## START Excerpted records

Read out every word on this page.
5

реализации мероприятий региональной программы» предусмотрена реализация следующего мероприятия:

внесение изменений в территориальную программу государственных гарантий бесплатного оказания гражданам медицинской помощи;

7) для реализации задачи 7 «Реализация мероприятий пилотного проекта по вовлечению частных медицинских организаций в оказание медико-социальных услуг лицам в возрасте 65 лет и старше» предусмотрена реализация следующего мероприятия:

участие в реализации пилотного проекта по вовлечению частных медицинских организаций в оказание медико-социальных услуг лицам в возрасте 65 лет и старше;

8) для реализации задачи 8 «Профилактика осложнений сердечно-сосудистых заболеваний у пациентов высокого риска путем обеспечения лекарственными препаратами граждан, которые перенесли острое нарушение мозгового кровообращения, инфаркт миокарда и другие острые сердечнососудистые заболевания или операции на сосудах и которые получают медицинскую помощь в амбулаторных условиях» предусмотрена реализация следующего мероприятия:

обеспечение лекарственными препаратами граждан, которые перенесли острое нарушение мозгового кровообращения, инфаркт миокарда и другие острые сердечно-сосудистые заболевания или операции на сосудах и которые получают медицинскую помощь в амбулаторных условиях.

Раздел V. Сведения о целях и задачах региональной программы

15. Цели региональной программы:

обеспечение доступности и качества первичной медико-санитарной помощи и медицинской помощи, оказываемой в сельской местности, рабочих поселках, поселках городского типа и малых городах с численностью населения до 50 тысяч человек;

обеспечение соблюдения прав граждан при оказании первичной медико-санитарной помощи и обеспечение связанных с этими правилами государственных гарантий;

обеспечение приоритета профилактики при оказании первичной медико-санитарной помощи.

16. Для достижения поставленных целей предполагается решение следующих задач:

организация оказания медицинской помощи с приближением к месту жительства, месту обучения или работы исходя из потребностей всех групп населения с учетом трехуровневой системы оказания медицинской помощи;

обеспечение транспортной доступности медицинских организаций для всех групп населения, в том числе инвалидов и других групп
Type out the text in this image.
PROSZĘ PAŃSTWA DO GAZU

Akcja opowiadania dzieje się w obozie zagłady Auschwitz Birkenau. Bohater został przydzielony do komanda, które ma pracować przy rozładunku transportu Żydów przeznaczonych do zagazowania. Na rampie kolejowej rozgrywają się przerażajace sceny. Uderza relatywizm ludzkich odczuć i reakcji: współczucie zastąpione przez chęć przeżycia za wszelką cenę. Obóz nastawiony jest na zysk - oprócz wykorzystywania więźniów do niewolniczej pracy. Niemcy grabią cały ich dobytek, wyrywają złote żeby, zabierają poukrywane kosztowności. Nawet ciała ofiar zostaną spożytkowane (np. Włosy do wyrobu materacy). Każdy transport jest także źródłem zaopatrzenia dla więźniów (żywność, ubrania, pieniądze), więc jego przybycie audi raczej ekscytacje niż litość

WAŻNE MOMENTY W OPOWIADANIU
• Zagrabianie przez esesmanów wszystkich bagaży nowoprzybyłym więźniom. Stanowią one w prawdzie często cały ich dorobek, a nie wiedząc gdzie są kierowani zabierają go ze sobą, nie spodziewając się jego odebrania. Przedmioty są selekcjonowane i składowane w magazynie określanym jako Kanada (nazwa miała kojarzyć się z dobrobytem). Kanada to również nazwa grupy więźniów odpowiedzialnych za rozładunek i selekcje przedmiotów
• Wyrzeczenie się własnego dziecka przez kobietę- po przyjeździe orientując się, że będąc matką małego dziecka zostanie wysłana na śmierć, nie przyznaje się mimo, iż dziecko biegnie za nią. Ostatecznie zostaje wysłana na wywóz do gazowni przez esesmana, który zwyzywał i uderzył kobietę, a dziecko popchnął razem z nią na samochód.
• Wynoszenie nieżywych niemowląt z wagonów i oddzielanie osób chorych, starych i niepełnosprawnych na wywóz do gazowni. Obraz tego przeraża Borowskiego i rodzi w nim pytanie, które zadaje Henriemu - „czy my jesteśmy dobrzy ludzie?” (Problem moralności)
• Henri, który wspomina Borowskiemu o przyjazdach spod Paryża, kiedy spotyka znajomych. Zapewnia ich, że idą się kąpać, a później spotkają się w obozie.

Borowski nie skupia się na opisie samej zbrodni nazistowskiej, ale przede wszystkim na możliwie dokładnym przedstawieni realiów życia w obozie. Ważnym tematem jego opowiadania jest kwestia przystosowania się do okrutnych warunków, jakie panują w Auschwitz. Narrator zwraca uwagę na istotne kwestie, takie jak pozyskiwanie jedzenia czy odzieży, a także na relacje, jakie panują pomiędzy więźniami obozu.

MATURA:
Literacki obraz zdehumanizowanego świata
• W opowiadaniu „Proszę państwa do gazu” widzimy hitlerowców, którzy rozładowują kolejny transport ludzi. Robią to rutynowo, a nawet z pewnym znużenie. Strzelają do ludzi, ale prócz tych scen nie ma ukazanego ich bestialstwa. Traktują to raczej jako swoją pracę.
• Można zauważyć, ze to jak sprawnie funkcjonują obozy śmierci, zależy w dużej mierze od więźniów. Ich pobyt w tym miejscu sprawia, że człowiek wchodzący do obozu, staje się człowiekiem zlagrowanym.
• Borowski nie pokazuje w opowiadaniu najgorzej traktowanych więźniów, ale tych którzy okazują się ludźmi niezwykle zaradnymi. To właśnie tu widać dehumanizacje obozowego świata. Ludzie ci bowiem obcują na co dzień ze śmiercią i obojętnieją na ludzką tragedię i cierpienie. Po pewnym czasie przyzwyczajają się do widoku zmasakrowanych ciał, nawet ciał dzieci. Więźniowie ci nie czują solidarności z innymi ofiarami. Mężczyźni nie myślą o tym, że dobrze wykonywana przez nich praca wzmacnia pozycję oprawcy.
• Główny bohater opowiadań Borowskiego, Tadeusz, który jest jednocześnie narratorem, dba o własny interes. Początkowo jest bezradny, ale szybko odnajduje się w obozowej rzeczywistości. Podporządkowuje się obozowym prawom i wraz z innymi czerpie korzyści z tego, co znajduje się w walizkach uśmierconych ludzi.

## END Excerpted records

◆ Task instructions ◆
Check each line of the data above for the word "мероприятий" and say how many lines have it. Give the number alone.

◆ Answer for this exercise ◆
2